(Stored data entries)
-- START --

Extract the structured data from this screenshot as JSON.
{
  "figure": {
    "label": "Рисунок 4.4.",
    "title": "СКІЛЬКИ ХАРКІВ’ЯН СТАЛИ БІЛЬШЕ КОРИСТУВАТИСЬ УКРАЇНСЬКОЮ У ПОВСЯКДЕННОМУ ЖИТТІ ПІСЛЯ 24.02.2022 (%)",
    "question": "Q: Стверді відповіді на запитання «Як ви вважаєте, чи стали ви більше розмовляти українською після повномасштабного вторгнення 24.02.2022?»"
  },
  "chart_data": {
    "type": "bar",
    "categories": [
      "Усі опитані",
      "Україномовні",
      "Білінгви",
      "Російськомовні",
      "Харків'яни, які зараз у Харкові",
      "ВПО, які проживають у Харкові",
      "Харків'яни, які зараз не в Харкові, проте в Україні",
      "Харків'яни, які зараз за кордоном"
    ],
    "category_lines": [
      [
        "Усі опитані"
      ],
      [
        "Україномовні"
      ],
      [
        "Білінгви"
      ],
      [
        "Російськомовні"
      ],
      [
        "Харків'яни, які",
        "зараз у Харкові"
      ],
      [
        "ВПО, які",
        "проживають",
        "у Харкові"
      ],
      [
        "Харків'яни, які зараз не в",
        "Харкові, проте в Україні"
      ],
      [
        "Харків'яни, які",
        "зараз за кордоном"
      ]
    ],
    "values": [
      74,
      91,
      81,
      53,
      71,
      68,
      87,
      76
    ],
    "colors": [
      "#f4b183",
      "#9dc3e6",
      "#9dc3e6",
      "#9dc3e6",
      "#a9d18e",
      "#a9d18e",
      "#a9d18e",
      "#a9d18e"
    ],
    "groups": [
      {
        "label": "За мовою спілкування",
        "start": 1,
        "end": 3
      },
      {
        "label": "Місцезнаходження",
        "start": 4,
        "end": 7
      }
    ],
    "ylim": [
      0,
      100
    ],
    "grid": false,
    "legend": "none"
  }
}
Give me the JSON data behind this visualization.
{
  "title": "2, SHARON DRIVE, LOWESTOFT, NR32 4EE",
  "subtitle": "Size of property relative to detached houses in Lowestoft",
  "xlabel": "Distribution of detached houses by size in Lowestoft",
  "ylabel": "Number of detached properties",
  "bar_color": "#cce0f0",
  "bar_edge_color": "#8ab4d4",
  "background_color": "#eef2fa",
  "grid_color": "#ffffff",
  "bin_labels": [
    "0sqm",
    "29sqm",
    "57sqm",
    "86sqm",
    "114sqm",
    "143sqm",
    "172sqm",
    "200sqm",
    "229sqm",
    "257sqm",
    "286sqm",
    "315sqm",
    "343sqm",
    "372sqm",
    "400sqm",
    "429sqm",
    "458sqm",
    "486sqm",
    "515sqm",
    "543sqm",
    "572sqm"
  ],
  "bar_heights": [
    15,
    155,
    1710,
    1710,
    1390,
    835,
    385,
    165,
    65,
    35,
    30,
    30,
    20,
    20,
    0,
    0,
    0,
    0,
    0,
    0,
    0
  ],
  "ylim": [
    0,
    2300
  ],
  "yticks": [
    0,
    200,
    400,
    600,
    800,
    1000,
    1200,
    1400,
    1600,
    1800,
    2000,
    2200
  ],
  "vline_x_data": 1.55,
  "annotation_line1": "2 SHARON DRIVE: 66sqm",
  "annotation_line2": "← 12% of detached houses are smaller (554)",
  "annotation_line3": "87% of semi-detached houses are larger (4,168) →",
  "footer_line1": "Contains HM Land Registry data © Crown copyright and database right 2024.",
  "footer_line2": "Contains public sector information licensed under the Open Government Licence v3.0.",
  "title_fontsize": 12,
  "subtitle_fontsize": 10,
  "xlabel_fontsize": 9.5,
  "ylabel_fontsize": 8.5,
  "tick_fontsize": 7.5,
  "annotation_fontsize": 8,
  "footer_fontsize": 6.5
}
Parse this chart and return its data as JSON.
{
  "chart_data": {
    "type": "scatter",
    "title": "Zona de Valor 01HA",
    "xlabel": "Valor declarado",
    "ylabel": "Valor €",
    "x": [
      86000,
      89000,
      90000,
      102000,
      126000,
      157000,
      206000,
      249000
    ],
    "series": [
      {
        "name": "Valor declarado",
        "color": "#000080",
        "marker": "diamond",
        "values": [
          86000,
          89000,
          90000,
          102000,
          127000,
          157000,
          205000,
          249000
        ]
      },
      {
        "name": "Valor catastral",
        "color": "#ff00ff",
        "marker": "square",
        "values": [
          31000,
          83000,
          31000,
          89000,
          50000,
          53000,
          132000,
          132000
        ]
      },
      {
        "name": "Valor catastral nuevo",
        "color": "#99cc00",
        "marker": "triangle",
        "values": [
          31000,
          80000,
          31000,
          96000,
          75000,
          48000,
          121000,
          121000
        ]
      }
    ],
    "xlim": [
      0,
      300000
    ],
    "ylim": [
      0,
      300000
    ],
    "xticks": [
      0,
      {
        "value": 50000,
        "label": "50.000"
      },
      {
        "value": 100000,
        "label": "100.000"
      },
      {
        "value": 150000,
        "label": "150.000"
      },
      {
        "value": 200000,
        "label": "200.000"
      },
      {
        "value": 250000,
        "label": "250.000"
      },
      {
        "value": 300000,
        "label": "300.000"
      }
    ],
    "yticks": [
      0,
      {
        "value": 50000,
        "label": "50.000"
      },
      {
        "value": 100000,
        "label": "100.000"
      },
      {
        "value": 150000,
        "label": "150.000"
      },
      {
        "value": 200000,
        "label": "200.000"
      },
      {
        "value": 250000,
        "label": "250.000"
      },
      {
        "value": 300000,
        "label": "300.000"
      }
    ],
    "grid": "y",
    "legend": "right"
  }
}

-- END --
-- START --

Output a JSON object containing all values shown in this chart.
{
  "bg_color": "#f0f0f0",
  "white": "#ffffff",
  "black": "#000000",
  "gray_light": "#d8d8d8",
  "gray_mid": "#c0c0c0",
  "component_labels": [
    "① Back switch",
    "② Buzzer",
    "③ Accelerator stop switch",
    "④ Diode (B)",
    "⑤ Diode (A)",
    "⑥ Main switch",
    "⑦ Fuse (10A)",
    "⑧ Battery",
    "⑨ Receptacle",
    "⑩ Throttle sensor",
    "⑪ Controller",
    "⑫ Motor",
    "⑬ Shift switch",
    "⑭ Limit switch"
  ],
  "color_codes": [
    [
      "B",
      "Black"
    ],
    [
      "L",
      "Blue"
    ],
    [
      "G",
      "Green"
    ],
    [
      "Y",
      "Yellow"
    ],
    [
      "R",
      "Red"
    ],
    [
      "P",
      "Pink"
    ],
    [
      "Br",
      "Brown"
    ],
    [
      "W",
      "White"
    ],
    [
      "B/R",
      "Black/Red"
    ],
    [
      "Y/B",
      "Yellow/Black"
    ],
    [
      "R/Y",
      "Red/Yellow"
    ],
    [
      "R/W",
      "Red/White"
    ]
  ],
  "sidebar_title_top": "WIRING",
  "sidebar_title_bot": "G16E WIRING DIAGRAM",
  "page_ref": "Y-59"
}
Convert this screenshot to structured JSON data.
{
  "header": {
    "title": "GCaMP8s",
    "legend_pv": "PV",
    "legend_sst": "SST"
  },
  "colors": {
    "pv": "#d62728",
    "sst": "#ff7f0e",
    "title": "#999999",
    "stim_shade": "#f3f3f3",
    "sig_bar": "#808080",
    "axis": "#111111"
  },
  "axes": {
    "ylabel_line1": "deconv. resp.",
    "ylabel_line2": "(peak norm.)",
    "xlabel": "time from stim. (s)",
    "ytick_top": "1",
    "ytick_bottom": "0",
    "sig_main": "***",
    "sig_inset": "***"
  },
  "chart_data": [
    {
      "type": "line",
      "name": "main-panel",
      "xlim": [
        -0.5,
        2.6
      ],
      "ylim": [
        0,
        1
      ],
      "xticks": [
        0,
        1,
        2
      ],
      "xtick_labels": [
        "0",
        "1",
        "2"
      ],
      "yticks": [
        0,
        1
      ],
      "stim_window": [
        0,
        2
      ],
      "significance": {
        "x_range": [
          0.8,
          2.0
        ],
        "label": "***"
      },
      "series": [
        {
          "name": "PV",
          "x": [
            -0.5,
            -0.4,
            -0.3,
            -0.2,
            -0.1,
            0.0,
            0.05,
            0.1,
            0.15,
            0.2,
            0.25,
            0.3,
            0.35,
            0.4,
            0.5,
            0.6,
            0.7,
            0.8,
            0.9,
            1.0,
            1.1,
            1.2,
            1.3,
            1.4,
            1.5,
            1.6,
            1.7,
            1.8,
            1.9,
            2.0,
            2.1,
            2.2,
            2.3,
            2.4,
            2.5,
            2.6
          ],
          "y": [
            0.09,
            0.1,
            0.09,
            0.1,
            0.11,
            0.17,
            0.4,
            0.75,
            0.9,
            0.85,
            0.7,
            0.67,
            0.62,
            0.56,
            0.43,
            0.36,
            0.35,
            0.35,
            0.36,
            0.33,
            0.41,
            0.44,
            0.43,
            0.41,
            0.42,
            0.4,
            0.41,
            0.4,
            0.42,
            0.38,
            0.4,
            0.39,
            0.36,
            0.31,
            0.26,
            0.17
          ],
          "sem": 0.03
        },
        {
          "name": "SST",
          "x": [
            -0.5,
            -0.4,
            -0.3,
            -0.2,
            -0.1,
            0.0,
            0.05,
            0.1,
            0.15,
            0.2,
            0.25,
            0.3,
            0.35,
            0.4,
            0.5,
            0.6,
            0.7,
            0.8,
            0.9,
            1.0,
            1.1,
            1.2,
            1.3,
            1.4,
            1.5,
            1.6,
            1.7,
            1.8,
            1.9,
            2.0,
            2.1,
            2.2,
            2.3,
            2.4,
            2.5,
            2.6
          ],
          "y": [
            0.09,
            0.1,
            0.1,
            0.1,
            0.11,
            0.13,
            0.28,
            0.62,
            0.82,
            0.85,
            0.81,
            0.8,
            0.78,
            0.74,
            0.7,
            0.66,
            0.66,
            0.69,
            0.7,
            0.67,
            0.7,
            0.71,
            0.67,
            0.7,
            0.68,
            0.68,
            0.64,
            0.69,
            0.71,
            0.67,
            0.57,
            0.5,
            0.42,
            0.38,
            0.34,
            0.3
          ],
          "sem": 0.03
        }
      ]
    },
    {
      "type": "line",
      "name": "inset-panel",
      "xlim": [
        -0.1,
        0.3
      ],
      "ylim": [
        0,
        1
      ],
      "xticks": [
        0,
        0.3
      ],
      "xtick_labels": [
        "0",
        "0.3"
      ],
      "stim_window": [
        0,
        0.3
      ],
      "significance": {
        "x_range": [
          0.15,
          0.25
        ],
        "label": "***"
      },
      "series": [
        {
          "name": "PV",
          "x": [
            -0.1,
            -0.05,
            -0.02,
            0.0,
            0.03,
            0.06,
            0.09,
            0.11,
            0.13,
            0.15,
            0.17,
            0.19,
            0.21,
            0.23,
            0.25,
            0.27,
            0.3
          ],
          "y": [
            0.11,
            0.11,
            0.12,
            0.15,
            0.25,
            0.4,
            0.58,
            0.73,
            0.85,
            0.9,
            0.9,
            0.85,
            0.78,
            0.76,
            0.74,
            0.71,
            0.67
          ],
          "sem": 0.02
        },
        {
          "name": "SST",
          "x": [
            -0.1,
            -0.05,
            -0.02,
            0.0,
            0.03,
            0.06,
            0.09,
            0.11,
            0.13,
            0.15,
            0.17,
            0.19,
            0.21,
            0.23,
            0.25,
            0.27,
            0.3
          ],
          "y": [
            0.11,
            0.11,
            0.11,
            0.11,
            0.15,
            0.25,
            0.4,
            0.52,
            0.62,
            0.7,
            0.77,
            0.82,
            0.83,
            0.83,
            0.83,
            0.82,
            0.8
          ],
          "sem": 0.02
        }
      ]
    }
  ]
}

-- END --

EXERCISE REQUIREMENTS.
For each line of the entries that includes "marker", show that line.

ANSWER TO THIS EXERCISE.
        "marker": "diamond",
        "marker": "square",
        "marker": "triangle",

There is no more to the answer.